### Aim of the exercise:
Seek out every line containing the word "位于紫城镇金山大道西", and copy each.

═══ Information supplied

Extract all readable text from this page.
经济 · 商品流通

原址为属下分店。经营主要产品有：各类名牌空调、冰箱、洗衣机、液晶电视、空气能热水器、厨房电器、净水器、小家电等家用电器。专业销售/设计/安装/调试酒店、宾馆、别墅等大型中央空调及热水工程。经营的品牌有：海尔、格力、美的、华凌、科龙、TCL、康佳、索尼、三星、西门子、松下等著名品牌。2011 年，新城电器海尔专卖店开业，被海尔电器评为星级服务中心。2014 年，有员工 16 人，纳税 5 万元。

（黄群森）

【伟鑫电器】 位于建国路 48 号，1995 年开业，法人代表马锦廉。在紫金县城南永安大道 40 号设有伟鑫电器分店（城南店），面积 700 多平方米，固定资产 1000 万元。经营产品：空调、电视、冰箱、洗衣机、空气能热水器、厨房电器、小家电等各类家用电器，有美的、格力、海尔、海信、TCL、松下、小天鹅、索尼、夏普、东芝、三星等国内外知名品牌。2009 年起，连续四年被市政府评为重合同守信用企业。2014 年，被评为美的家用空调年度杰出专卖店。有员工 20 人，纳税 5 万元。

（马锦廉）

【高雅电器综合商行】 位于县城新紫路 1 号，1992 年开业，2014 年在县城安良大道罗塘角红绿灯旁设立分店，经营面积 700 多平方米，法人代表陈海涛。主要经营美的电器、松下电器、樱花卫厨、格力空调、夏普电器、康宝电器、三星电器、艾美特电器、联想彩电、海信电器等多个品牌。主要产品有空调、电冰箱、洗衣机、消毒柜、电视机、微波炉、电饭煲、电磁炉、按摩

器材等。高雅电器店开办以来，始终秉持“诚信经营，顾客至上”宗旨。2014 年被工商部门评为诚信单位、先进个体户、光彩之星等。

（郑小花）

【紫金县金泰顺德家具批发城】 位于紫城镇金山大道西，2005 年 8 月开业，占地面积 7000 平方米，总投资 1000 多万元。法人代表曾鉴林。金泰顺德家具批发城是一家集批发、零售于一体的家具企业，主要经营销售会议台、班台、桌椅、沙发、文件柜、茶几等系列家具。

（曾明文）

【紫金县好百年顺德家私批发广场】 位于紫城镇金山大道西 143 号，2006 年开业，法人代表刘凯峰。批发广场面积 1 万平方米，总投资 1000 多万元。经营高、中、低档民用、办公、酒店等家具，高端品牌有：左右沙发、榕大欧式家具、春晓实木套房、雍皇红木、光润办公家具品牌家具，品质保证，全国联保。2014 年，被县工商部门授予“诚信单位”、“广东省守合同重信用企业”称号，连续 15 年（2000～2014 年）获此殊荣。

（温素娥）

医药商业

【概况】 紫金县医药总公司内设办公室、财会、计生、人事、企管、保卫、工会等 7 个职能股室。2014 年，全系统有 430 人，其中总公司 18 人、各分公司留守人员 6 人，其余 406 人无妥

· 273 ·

══════

### Solution for this task:
【紫金县金泰顺德家具批发城】 位于紫城镇金山大道西，2005 年 8 月开业，占地面积 7000 平方米，总投资 1000 多万元。法人代表曾鉴林。金泰顺德家具批发城是一家集批发、零售于一体的家具企业，主要经营销售会议台、班台、桌椅、沙发、文件柜、茶几等系列家具。
【紫金县好百年顺德家私批发广场】 位于紫城镇金山大道西 143 号，2006 年开业，法人代表刘凯峰。批发广场面积 1 万平方米，总投资 1000 多万元。经营高、中、低档民用、办公、酒店等家具，高端品牌有：左右沙发、榕大欧式家具、春晓实木套房、雍皇红木、光润办公家具品牌家具，品质保证，全国联保。2014 年，被县工商部门授予“诚信单位”、“广东省守合同重信用企业”称号，连续 15 年（2000～2014 年）获此殊荣。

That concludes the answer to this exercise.